*EXERCISE INSTRUCTIONS*. Copy every record below exactly as written, but leave out the pictures.

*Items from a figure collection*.
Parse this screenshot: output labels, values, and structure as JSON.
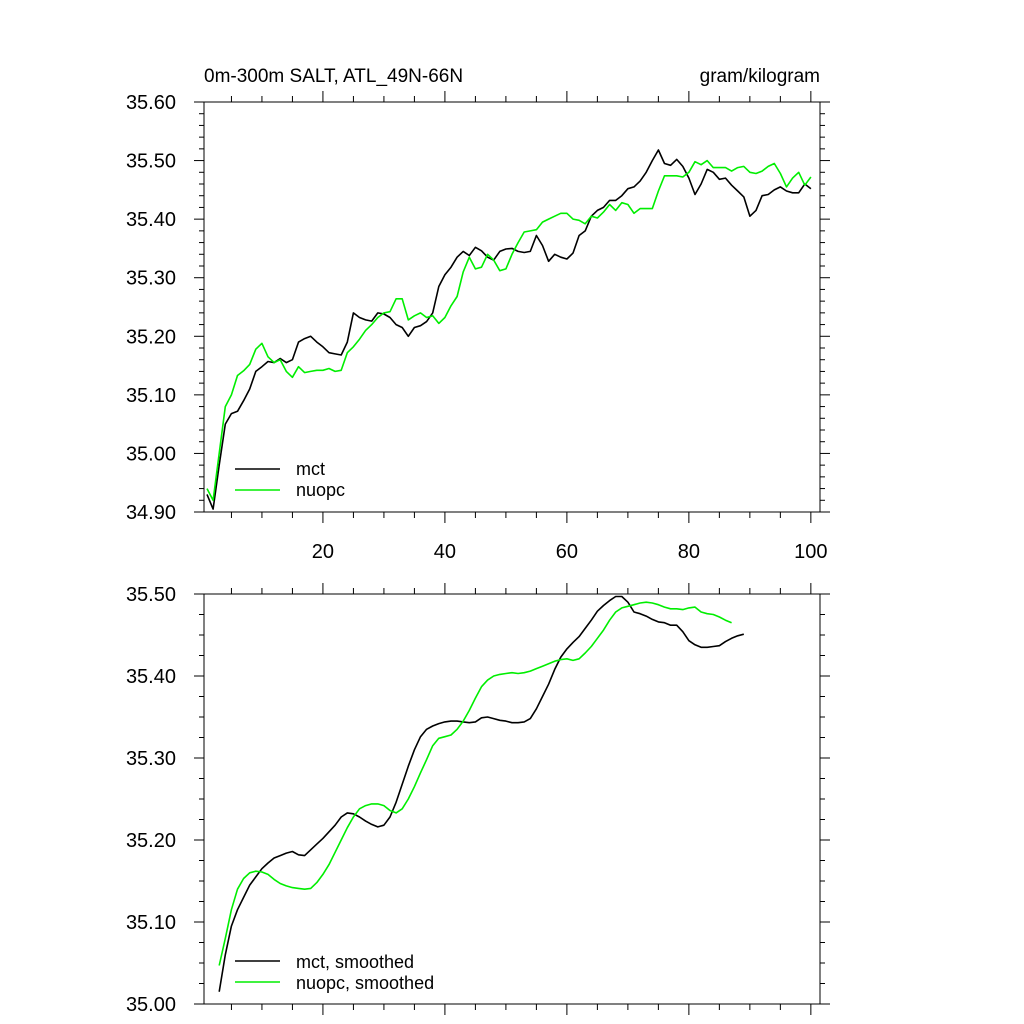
{
  "chart_data": [
    {
      "type": "line",
      "title_left": "0m-300m SALT, ATL_49N-66N",
      "title_right": "gram/kilogram",
      "xlim": [
        0.5,
        101.5
      ],
      "ylim": [
        34.9,
        35.6
      ],
      "x_major_ticks": [
        20,
        40,
        60,
        80,
        100
      ],
      "x_tick_labels": [
        "20",
        "40",
        "60",
        "80",
        "100"
      ],
      "y_major_ticks": [
        34.9,
        35.0,
        35.1,
        35.2,
        35.3,
        35.4,
        35.5,
        35.6
      ],
      "y_tick_labels": [
        "34.90",
        "35.00",
        "35.10",
        "35.20",
        "35.30",
        "35.40",
        "35.50",
        "35.60"
      ],
      "legend_position": "bottom-left",
      "series": [
        {
          "name": "mct",
          "color": "#000000",
          "x_start": 1,
          "values": [
            34.93,
            34.905,
            34.98,
            35.05,
            35.068,
            35.072,
            35.09,
            35.11,
            35.14,
            35.148,
            35.157,
            35.155,
            35.162,
            35.155,
            35.16,
            35.19,
            35.196,
            35.2,
            35.19,
            35.182,
            35.172,
            35.17,
            35.168,
            35.19,
            35.24,
            35.232,
            35.228,
            35.226,
            35.24,
            35.238,
            35.232,
            35.22,
            35.215,
            35.2,
            35.215,
            35.218,
            35.225,
            35.24,
            35.285,
            35.305,
            35.318,
            35.335,
            35.345,
            35.338,
            35.352,
            35.346,
            35.335,
            35.33,
            35.345,
            35.349,
            35.35,
            35.345,
            35.343,
            35.345,
            35.372,
            35.355,
            35.328,
            35.34,
            35.335,
            35.332,
            35.342,
            35.372,
            35.38,
            35.405,
            35.415,
            35.42,
            35.432,
            35.432,
            35.44,
            35.452,
            35.455,
            35.465,
            35.48,
            35.5,
            35.518,
            35.495,
            35.492,
            35.502,
            35.49,
            35.47,
            35.442,
            35.46,
            35.485,
            35.48,
            35.468,
            35.47,
            35.458,
            35.448,
            35.438,
            35.405,
            35.415,
            35.44,
            35.442,
            35.45,
            35.455,
            35.448,
            35.445,
            35.445,
            35.46,
            35.452
          ],
          "smoothed_name": "mct, smoothed",
          "smoothed_x_start": 3,
          "smoothed_values": [
            35.015,
            35.06,
            35.095,
            35.115,
            35.13,
            35.145,
            35.155,
            35.165,
            35.172,
            35.178,
            35.181,
            35.184,
            35.186,
            35.182,
            35.181,
            35.188,
            35.195,
            35.202,
            35.21,
            35.218,
            35.228,
            35.233,
            35.232,
            35.228,
            35.223,
            35.219,
            35.216,
            35.218,
            35.228,
            35.246,
            35.268,
            35.29,
            35.31,
            35.326,
            35.335,
            35.339,
            35.342,
            35.344,
            35.345,
            35.345,
            35.344,
            35.343,
            35.344,
            35.349,
            35.35,
            35.348,
            35.346,
            35.345,
            35.343,
            35.343,
            35.344,
            35.348,
            35.36,
            35.375,
            35.39,
            35.408,
            35.423,
            35.433,
            35.441,
            35.448,
            35.458,
            35.468,
            35.479,
            35.486,
            35.492,
            35.497,
            35.497,
            35.49,
            35.478,
            35.476,
            35.473,
            35.469,
            35.466,
            35.465,
            35.462,
            35.462,
            35.454,
            35.443,
            35.438,
            35.435,
            35.435,
            35.436,
            35.437,
            35.442,
            35.446,
            35.449,
            35.451
          ]
        },
        {
          "name": "nuopc",
          "color": "#00ee00",
          "x_start": 1,
          "values": [
            34.94,
            34.92,
            35.0,
            35.08,
            35.1,
            35.133,
            35.141,
            35.152,
            35.178,
            35.188,
            35.165,
            35.155,
            35.16,
            35.14,
            35.13,
            35.148,
            35.138,
            35.14,
            35.142,
            35.142,
            35.145,
            35.14,
            35.142,
            35.172,
            35.182,
            35.195,
            35.21,
            35.22,
            35.232,
            35.24,
            35.242,
            35.264,
            35.264,
            35.228,
            35.235,
            35.24,
            35.232,
            35.235,
            35.222,
            35.232,
            35.252,
            35.268,
            35.31,
            35.335,
            35.315,
            35.318,
            35.34,
            35.33,
            35.312,
            35.315,
            35.34,
            35.36,
            35.378,
            35.38,
            35.382,
            35.395,
            35.4,
            35.405,
            35.41,
            35.41,
            35.4,
            35.398,
            35.392,
            35.405,
            35.402,
            35.412,
            35.425,
            35.415,
            35.428,
            35.425,
            35.41,
            35.418,
            35.418,
            35.418,
            35.448,
            35.474,
            35.474,
            35.474,
            35.472,
            35.48,
            35.498,
            35.493,
            35.5,
            35.488,
            35.488,
            35.488,
            35.482,
            35.488,
            35.49,
            35.48,
            35.478,
            35.482,
            35.49,
            35.495,
            35.478,
            35.455,
            35.47,
            35.48,
            35.458,
            35.472
          ],
          "smoothed_name": "nuopc, smoothed",
          "smoothed_x_start": 3,
          "smoothed_values": [
            35.047,
            35.08,
            35.115,
            35.14,
            35.153,
            35.16,
            35.162,
            35.161,
            35.158,
            35.152,
            35.147,
            35.144,
            35.142,
            35.141,
            35.14,
            35.141,
            35.148,
            35.158,
            35.17,
            35.185,
            35.2,
            35.215,
            35.228,
            35.238,
            35.242,
            35.244,
            35.244,
            35.242,
            35.236,
            35.233,
            35.238,
            35.25,
            35.265,
            35.282,
            35.298,
            35.315,
            35.324,
            35.326,
            35.328,
            35.335,
            35.345,
            35.358,
            35.373,
            35.387,
            35.395,
            35.4,
            35.402,
            35.403,
            35.404,
            35.403,
            35.404,
            35.406,
            35.409,
            35.412,
            35.415,
            35.418,
            35.42,
            35.421,
            35.419,
            35.421,
            35.428,
            35.436,
            35.446,
            35.456,
            35.468,
            35.478,
            35.483,
            35.485,
            35.487,
            35.489,
            35.49,
            35.489,
            35.487,
            35.484,
            35.482,
            35.482,
            35.481,
            35.483,
            35.484,
            35.478,
            35.476,
            35.475,
            35.472,
            35.468,
            35.465
          ]
        }
      ]
    },
    {
      "type": "line",
      "xlim": [
        0.5,
        101.5
      ],
      "ylim": [
        35.0,
        35.5
      ],
      "y_major_ticks": [
        35.0,
        35.1,
        35.2,
        35.3,
        35.4,
        35.5
      ],
      "y_tick_labels": [
        "35.00",
        "35.10",
        "35.20",
        "35.30",
        "35.40",
        "35.50"
      ],
      "legend_position": "bottom-left",
      "series_ref": "smoothed"
    }
  ],
  "legend": {
    "top": [
      "mct",
      "nuopc"
    ],
    "bottom": [
      "mct, smoothed",
      "nuopc, smoothed"
    ]
  }
}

*SOLUTION TO THIS EXERCISE*.
Parse this screenshot: output labels, values, and structure as JSON.
{
  "chart_data": [
    {
      "type": "line",
      "title_left": "0m-300m SALT, ATL_49N-66N",
      "title_right": "gram/kilogram",
      "xlim": [
        0.5,
        101.5
      ],
      "ylim": [
        34.9,
        35.6
      ],
      "x_major_ticks": [
        20,
        40,
        60,
        80,
        100
      ],
      "x_tick_labels": [
        "20",
        "40",
        "60",
        "80",
        "100"
      ],
      "y_major_ticks": [
        34.9,
        35.0,
        35.1,
        35.2,
        35.3,
        35.4,
        35.5,
        35.6
      ],
      "y_tick_labels": [
        "34.90",
        "35.00",
        "35.10",
        "35.20",
        "35.30",
        "35.40",
        "35.50",
        "35.60"
      ],
      "legend_position": "bottom-left",
      "series": [
        {
          "name": "mct",
          "color": "#000000",
          "x_start": 1,
          "values": [
            34.93,
            34.905,
            34.98,
            35.05,
            35.068,
            35.072,
            35.09,
            35.11,
            35.14,
            35.148,
            35.157,
            35.155,
            35.162,
            35.155,
            35.16,
            35.19,
            35.196,
            35.2,
            35.19,
            35.182,
            35.172,
            35.17,
            35.168,
            35.19,
            35.24,
            35.232,
            35.228,
            35.226,
            35.24,
            35.238,
            35.232,
            35.22,
            35.215,
            35.2,
            35.215,
            35.218,
            35.225,
            35.24,
            35.285,
            35.305,
            35.318,
            35.335,
            35.345,
            35.338,
            35.352,
            35.346,
            35.335,
            35.33,
            35.345,
            35.349,
            35.35,
            35.345,
            35.343,
            35.345,
            35.372,
            35.355,
            35.328,
            35.34,
            35.335,
            35.332,
            35.342,
            35.372,
            35.38,
            35.405,
            35.415,
            35.42,
            35.432,
            35.432,
            35.44,
            35.452,
            35.455,
            35.465,
            35.48,
            35.5,
            35.518,
            35.495,
            35.492,
            35.502,
            35.49,
            35.47,
            35.442,
            35.46,
            35.485,
            35.48,
            35.468,
            35.47,
            35.458,
            35.448,
            35.438,
            35.405,
            35.415,
            35.44,
            35.442,
            35.45,
            35.455,
            35.448,
            35.445,
            35.445,
            35.46,
            35.452
          ],
          "smoothed_name": "mct, smoothed",
          "smoothed_x_start": 3,
          "smoothed_values": [
            35.015,
            35.06,
            35.095,
            35.115,
            35.13,
            35.145,
            35.155,
            35.165,
            35.172,
            35.178,
            35.181,
            35.184,
            35.186,
            35.182,
            35.181,
            35.188,
            35.195,
            35.202,
            35.21,
            35.218,
            35.228,
            35.233,
            35.232,
            35.228,
            35.223,
            35.219,
            35.216,
            35.218,
            35.228,
            35.246,
            35.268,
            35.29,
            35.31,
            35.326,
            35.335,
            35.339,
            35.342,
            35.344,
            35.345,
            35.345,
            35.344,
            35.343,
            35.344,
            35.349,
            35.35,
            35.348,
            35.346,
            35.345,
            35.343,
            35.343,
            35.344,
            35.348,
            35.36,
            35.375,
            35.39,
            35.408,
            35.423,
            35.433,
            35.441,
            35.448,
            35.458,
            35.468,
            35.479,
            35.486,
            35.492,
            35.497,
            35.497,
            35.49,
            35.478,
            35.476,
            35.473,
            35.469,
            35.466,
            35.465,
            35.462,
            35.462,
            35.454,
            35.443,
            35.438,
            35.435,
            35.435,
            35.436,
            35.437,
            35.442,
            35.446,
            35.449,
            35.451
          ]
        },
        {
          "name": "nuopc",
          "color": "#00ee00",
          "x_start": 1,
          "values": [
            34.94,
            34.92,
            35.0,
            35.08,
            35.1,
            35.133,
            35.141,
            35.152,
            35.178,
            35.188,
            35.165,
            35.155,
            35.16,
            35.14,
            35.13,
            35.148,
            35.138,
            35.14,
            35.142,
            35.142,
            35.145,
            35.14,
            35.142,
            35.172,
            35.182,
            35.195,
            35.21,
            35.22,
            35.232,
            35.24,
            35.242,
            35.264,
            35.264,
            35.228,
            35.235,
            35.24,
            35.232,
            35.235,
            35.222,
            35.232,
            35.252,
            35.268,
            35.31,
            35.335,
            35.315,
            35.318,
            35.34,
            35.33,
            35.312,
            35.315,
            35.34,
            35.36,
            35.378,
            35.38,
            35.382,
            35.395,
            35.4,
            35.405,
            35.41,
            35.41,
            35.4,
            35.398,
            35.392,
            35.405,
            35.402,
            35.412,
            35.425,
            35.415,
            35.428,
            35.425,
            35.41,
            35.418,
            35.418,
            35.418,
            35.448,
            35.474,
            35.474,
            35.474,
            35.472,
            35.48,
            35.498,
            35.493,
            35.5,
            35.488,
            35.488,
            35.488,
            35.482,
            35.488,
            35.49,
            35.48,
            35.478,
            35.482,
            35.49,
            35.495,
            35.478,
            35.455,
            35.47,
            35.48,
            35.458,
            35.472
          ],
          "smoothed_name": "nuopc, smoothed",
          "smoothed_x_start": 3,
          "smoothed_values": [
            35.047,
            35.08,
            35.115,
            35.14,
            35.153,
            35.16,
            35.162,
            35.161,
            35.158,
            35.152,
            35.147,
            35.144,
            35.142,
            35.141,
            35.14,
            35.141,
            35.148,
            35.158,
            35.17,
            35.185,
            35.2,
            35.215,
            35.228,
            35.238,
            35.242,
            35.244,
            35.244,
            35.242,
            35.236,
            35.233,
            35.238,
            35.25,
            35.265,
            35.282,
            35.298,
            35.315,
            35.324,
            35.326,
            35.328,
            35.335,
            35.345,
            35.358,
            35.373,
            35.387,
            35.395,
            35.4,
            35.402,
            35.403,
            35.404,
            35.403,
            35.404,
            35.406,
            35.409,
            35.412,
            35.415,
            35.418,
            35.42,
            35.421,
            35.419,
            35.421,
            35.428,
            35.436,
            35.446,
            35.456,
            35.468,
            35.478,
            35.483,
            35.485,
            35.487,
            35.489,
            35.49,
            35.489,
            35.487,
            35.484,
            35.482,
            35.482,
            35.481,
            35.483,
            35.484,
            35.478,
            35.476,
            35.475,
            35.472,
            35.468,
            35.465
          ]
        }
      ]
    },
    {
      "type": "line",
      "xlim": [
        0.5,
        101.5
      ],
      "ylim": [
        35.0,
        35.5
      ],
      "y_major_ticks": [
        35.0,
        35.1,
        35.2,
        35.3,
        35.4,
        35.5
      ],
      "y_tick_labels": [
        "35.00",
        "35.10",
        "35.20",
        "35.30",
        "35.40",
        "35.50"
      ],
      "legend_position": "bottom-left",
      "series_ref": "smoothed"
    }
  ],
  "legend": {
    "top": [
      "mct",
      "nuopc"
    ],
    "bottom": [
      "mct, smoothed",
      "nuopc, smoothed"
    ]
  }
}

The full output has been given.